* Start TASK INPUTS *

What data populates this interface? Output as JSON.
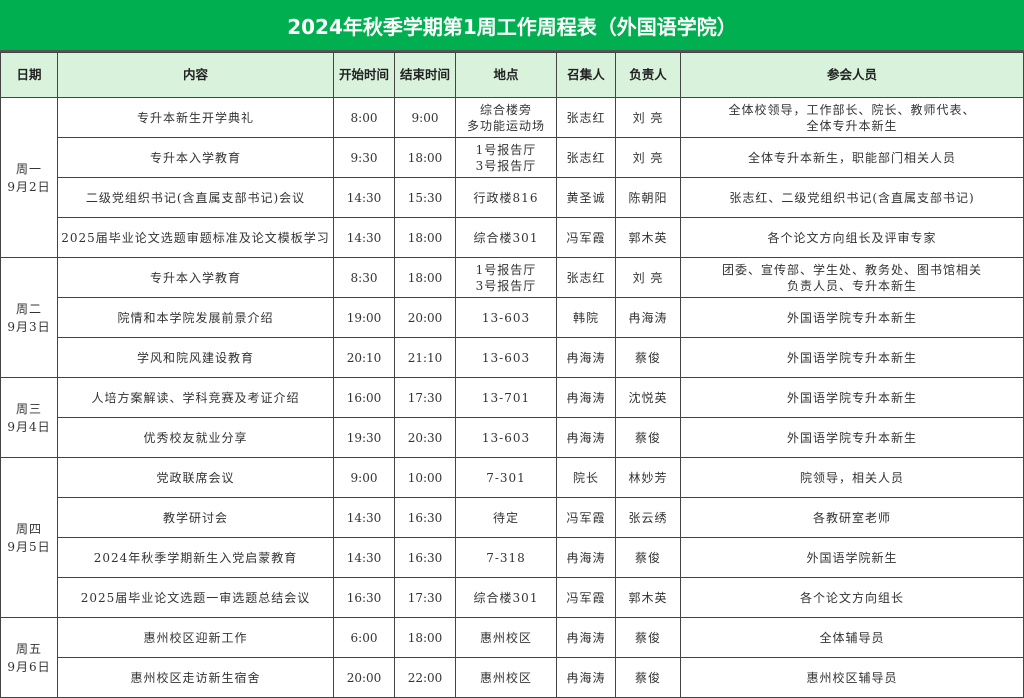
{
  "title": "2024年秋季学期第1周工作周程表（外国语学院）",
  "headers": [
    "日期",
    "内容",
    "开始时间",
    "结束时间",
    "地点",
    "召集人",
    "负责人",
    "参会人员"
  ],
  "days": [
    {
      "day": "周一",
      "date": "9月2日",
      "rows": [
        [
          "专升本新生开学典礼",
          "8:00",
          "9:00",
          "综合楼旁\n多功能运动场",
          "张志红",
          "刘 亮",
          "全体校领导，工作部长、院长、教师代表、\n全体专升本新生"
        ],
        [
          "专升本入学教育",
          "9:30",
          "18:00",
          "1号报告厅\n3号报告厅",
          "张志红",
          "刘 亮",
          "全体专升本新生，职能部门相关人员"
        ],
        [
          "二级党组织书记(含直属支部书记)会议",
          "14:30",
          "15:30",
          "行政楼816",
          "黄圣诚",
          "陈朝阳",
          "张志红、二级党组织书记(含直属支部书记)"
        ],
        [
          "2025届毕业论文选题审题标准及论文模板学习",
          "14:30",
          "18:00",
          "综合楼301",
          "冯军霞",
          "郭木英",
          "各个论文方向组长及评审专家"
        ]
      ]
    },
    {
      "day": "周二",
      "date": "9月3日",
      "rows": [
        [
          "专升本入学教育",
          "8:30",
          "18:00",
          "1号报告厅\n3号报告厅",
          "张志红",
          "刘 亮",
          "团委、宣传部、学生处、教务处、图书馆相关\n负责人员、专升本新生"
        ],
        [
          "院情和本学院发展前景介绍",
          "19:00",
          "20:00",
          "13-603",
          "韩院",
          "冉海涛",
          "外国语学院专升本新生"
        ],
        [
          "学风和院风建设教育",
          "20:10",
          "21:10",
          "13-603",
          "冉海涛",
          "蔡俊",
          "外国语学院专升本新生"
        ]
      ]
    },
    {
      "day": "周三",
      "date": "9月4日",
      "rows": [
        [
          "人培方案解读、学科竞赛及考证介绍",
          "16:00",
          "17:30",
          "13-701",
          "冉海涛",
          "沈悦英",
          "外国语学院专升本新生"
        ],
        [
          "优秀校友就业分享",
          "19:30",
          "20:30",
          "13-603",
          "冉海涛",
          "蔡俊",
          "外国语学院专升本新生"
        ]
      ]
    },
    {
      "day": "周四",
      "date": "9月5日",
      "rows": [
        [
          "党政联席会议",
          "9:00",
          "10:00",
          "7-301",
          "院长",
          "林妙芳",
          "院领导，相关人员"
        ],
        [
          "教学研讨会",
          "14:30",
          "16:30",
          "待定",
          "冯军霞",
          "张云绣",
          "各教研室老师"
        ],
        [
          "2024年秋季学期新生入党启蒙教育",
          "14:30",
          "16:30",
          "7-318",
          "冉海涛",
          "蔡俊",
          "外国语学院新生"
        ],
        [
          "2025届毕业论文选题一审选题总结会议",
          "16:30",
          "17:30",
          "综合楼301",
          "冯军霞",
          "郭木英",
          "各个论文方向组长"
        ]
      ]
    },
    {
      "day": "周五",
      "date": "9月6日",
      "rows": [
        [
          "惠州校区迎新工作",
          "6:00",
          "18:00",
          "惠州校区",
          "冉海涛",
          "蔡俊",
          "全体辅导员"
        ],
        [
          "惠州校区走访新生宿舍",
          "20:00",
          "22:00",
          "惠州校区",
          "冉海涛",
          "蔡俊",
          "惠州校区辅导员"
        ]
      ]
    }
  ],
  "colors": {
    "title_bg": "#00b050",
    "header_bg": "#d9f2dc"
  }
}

* End TASK INPUTS *

SHORT PROBLEM: Return the whole listing, word for word, and leave out every picture.

ANSWER TO THIS TASK:
What data populates this interface? Output as JSON.
{
  "title": "2024年秋季学期第1周工作周程表（外国语学院）",
  "headers": [
    "日期",
    "内容",
    "开始时间",
    "结束时间",
    "地点",
    "召集人",
    "负责人",
    "参会人员"
  ],
  "days": [
    {
      "day": "周一",
      "date": "9月2日",
      "rows": [
        [
          "专升本新生开学典礼",
          "8:00",
          "9:00",
          "综合楼旁\n多功能运动场",
          "张志红",
          "刘 亮",
          "全体校领导，工作部长、院长、教师代表、\n全体专升本新生"
        ],
        [
          "专升本入学教育",
          "9:30",
          "18:00",
          "1号报告厅\n3号报告厅",
          "张志红",
          "刘 亮",
          "全体专升本新生，职能部门相关人员"
        ],
        [
          "二级党组织书记(含直属支部书记)会议",
          "14:30",
          "15:30",
          "行政楼816",
          "黄圣诚",
          "陈朝阳",
          "张志红、二级党组织书记(含直属支部书记)"
        ],
        [
          "2025届毕业论文选题审题标准及论文模板学习",
          "14:30",
          "18:00",
          "综合楼301",
          "冯军霞",
          "郭木英",
          "各个论文方向组长及评审专家"
        ]
      ]
    },
    {
      "day": "周二",
      "date": "9月3日",
      "rows": [
        [
          "专升本入学教育",
          "8:30",
          "18:00",
          "1号报告厅\n3号报告厅",
          "张志红",
          "刘 亮",
          "团委、宣传部、学生处、教务处、图书馆相关\n负责人员、专升本新生"
        ],
        [
          "院情和本学院发展前景介绍",
          "19:00",
          "20:00",
          "13-603",
          "韩院",
          "冉海涛",
          "外国语学院专升本新生"
        ],
        [
          "学风和院风建设教育",
          "20:10",
          "21:10",
          "13-603",
          "冉海涛",
          "蔡俊",
          "外国语学院专升本新生"
        ]
      ]
    },
    {
      "day": "周三",
      "date": "9月4日",
      "rows": [
        [
          "人培方案解读、学科竞赛及考证介绍",
          "16:00",
          "17:30",
          "13-701",
          "冉海涛",
          "沈悦英",
          "外国语学院专升本新生"
        ],
        [
          "优秀校友就业分享",
          "19:30",
          "20:30",
          "13-603",
          "冉海涛",
          "蔡俊",
          "外国语学院专升本新生"
        ]
      ]
    },
    {
      "day": "周四",
      "date": "9月5日",
      "rows": [
        [
          "党政联席会议",
          "9:00",
          "10:00",
          "7-301",
          "院长",
          "林妙芳",
          "院领导，相关人员"
        ],
        [
          "教学研讨会",
          "14:30",
          "16:30",
          "待定",
          "冯军霞",
          "张云绣",
          "各教研室老师"
        ],
        [
          "2024年秋季学期新生入党启蒙教育",
          "14:30",
          "16:30",
          "7-318",
          "冉海涛",
          "蔡俊",
          "外国语学院新生"
        ],
        [
          "2025届毕业论文选题一审选题总结会议",
          "16:30",
          "17:30",
          "综合楼301",
          "冯军霞",
          "郭木英",
          "各个论文方向组长"
        ]
      ]
    },
    {
      "day": "周五",
      "date": "9月6日",
      "rows": [
        [
          "惠州校区迎新工作",
          "6:00",
          "18:00",
          "惠州校区",
          "冉海涛",
          "蔡俊",
          "全体辅导员"
        ],
        [
          "惠州校区走访新生宿舍",
          "20:00",
          "22:00",
          "惠州校区",
          "冉海涛",
          "蔡俊",
          "惠州校区辅导员"
        ]
      ]
    }
  ],
  "colors": {
    "title_bg": "#00b050",
    "header_bg": "#d9f2dc"
  }
}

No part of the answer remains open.